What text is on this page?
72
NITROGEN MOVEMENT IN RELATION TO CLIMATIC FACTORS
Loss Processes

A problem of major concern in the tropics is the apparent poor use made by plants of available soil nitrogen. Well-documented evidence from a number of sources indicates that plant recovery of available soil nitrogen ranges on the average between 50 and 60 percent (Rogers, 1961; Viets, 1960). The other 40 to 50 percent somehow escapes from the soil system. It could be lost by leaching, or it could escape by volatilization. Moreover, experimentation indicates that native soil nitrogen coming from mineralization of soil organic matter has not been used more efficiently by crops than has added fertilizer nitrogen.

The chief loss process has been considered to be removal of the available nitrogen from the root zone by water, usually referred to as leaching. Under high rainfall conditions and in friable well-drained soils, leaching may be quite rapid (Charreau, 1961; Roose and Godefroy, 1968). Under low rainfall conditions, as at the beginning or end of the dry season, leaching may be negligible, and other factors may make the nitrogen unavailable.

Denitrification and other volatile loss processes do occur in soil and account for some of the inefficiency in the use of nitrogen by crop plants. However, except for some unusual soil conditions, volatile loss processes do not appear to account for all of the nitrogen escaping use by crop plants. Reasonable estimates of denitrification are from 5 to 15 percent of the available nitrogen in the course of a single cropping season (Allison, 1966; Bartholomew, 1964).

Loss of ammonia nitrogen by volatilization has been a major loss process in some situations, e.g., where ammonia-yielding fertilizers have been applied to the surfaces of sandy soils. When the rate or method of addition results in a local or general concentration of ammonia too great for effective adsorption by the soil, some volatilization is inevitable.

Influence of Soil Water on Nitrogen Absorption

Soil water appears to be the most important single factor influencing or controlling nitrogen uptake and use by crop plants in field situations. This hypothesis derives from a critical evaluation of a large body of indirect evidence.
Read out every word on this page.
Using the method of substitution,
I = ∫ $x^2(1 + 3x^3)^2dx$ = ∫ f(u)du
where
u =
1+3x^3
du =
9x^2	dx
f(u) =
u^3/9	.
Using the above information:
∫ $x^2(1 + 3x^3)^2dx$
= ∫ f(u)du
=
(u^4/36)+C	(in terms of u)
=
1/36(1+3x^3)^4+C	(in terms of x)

• INSTRUCTION
Considering only the records above, state the number of lines that include the word "where", with nothing added.

• ANSWER TO THE EXERCISE
2